[Available data start]

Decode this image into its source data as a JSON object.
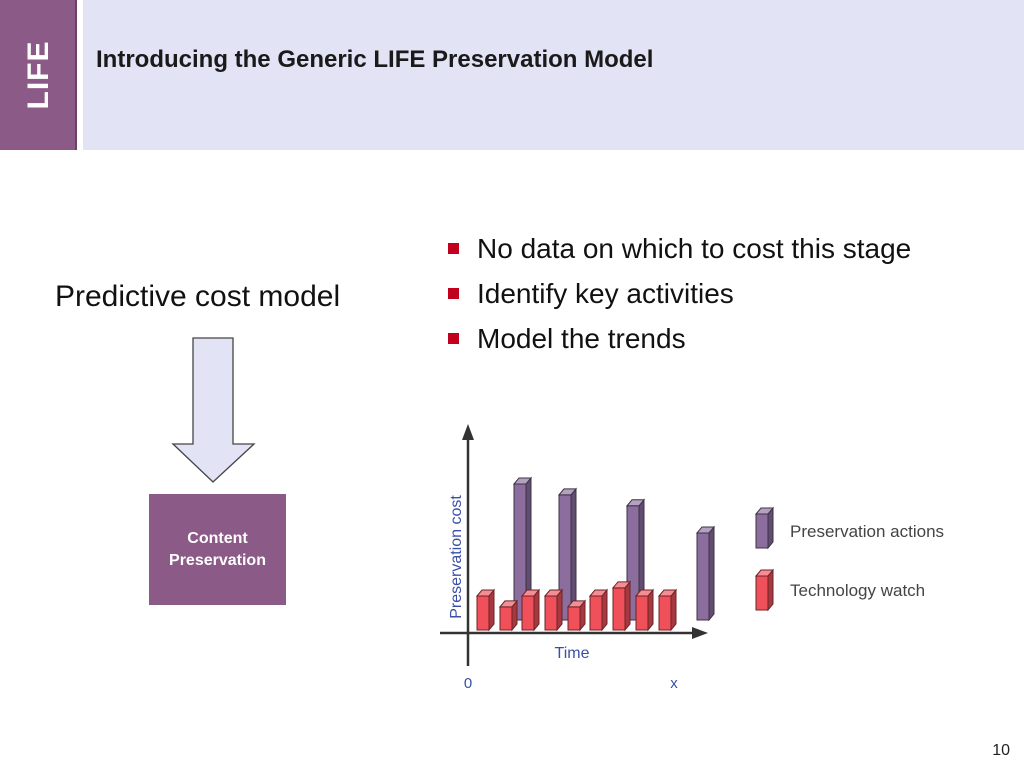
{
  "side_tab": {
    "label": "LIFE"
  },
  "header": {
    "title": "Introducing the Generic LIFE Preservation Model"
  },
  "left_panel": {
    "label": "Predictive cost model",
    "box_label_line1": "Content",
    "box_label_line2": "Preservation"
  },
  "bullets": [
    {
      "text": "No data on which to cost this stage"
    },
    {
      "text": "Identify key activities"
    },
    {
      "text": "Model the trends"
    }
  ],
  "chart_data": {
    "type": "bar",
    "ylabel": "Preservation cost",
    "xlabel": "Time",
    "x_tick_start": "0",
    "x_tick_end": "x",
    "series": [
      {
        "name": "Preservation actions",
        "color": "#8b6e9e",
        "bars": [
          {
            "slot": 1,
            "value": 1.0
          },
          {
            "slot": 3,
            "value": 0.92
          },
          {
            "slot": 6,
            "value": 0.84
          },
          {
            "slot": 9,
            "value": 0.64
          }
        ]
      },
      {
        "name": "Technology watch",
        "color": "#f0505a",
        "bars": [
          {
            "slot": 0,
            "value": 0.25
          },
          {
            "slot": 1,
            "value": 0.17
          },
          {
            "slot": 2,
            "value": 0.25
          },
          {
            "slot": 3,
            "value": 0.25
          },
          {
            "slot": 4,
            "value": 0.17
          },
          {
            "slot": 5,
            "value": 0.25
          },
          {
            "slot": 6,
            "value": 0.31
          },
          {
            "slot": 7,
            "value": 0.25
          },
          {
            "slot": 8,
            "value": 0.25
          }
        ]
      }
    ],
    "legend": "right"
  },
  "page_number": "10",
  "colors": {
    "accent": "#8b5a86",
    "header_band": "#e3e3f6",
    "bullet": "#c0001c"
  }
}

[Available data end]

Request:
Each line in the listing above that contains "Preservation" should be copied.

Exercise response:
    "title": "Introducing the Generic LIFE Preservation Model"
    "box_label_line2": "Preservation"
    "ylabel": "Preservation cost",
        "name": "Preservation actions",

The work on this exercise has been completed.